◆ **Exercise details**:
Update the mailing list post by writing out its text from "Jeremy Chadwick wrote on 10/29/2015" up to and including "kernel thread, etc.).", with "interrupt usage" replaced by "interrupt activity".

Re: stable/10: high load average when box is idle

2015-10-29 Thread Miroslav Lachman

Jeremy Chadwick wrote on 10/29/2015 11:09:

On Thu, Oct 29, 2015 at 11:00:32AM +0100, Miroslav Lachman wrote:

Jeremy Chadwick wrote on 10/27/2015 06:05:

(I am not subscribed to the mailing list, please keep me CC'd)

Issue: a stable/10 system that has an abnormally high load average (e.g.
0.15, but may be higher depending on other variables which I can't
account for) when the machine is definitely idle (i.e. cannot be traced
to high interrupt usage per vmstat -i, cannot be traced to a userland
process or kernel thread, etc.).

This problem has been discussed many times on the FreeBSD mailing lists
and the FreeBSD forum (including some folks seeing it on 9.x, but my
complaint here is focused on 10.x so please focus there).

◆ **Information provided**:
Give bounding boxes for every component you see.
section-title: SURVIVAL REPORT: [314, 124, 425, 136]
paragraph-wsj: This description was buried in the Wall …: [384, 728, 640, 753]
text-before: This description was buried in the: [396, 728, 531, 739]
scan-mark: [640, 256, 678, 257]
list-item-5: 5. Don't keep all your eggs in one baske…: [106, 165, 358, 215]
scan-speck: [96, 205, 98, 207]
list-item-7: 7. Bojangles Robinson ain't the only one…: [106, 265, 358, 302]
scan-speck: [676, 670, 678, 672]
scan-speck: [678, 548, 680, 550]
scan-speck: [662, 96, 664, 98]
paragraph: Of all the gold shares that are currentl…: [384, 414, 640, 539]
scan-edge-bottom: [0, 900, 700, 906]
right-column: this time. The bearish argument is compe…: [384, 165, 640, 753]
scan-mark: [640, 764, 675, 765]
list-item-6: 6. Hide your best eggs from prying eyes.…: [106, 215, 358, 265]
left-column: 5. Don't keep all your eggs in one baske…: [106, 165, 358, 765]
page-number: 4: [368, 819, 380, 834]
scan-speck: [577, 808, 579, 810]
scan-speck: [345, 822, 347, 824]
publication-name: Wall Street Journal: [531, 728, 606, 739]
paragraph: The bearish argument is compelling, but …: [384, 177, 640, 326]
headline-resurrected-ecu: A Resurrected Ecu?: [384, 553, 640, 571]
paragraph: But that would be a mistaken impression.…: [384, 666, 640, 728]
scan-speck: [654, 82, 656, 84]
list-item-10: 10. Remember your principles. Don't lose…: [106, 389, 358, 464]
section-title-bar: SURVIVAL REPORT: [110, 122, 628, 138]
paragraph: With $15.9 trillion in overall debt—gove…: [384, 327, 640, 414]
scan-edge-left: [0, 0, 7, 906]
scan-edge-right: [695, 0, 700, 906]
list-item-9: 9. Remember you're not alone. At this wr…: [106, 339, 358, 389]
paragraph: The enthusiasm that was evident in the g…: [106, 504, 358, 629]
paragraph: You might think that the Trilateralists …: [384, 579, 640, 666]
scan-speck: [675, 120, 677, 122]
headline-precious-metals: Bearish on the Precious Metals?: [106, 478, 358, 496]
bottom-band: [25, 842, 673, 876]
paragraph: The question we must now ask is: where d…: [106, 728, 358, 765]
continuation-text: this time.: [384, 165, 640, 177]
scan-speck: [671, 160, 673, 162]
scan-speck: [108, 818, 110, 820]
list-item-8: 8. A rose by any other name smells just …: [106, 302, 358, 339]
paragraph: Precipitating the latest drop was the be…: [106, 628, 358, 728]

◆ **Exercise answer**:
Jeremy Chadwick wrote on 10/29/2015 11:09:

On Thu, Oct 29, 2015 at 11:00:32AM +0100, Miroslav Lachman wrote:

Jeremy Chadwick wrote on 10/27/2015 06:05:

(I am not subscribed to the mailing list, please keep me CC'd)

Issue: a stable/10 system that has an abnormally high load average (e.g.
0.15, but may be higher depending on other variables which I can't
account for) when the machine is definitely idle (i.e. cannot be traced
to high interrupt activity per vmstat -i, cannot be traced to a userland
process or kernel thread, etc.).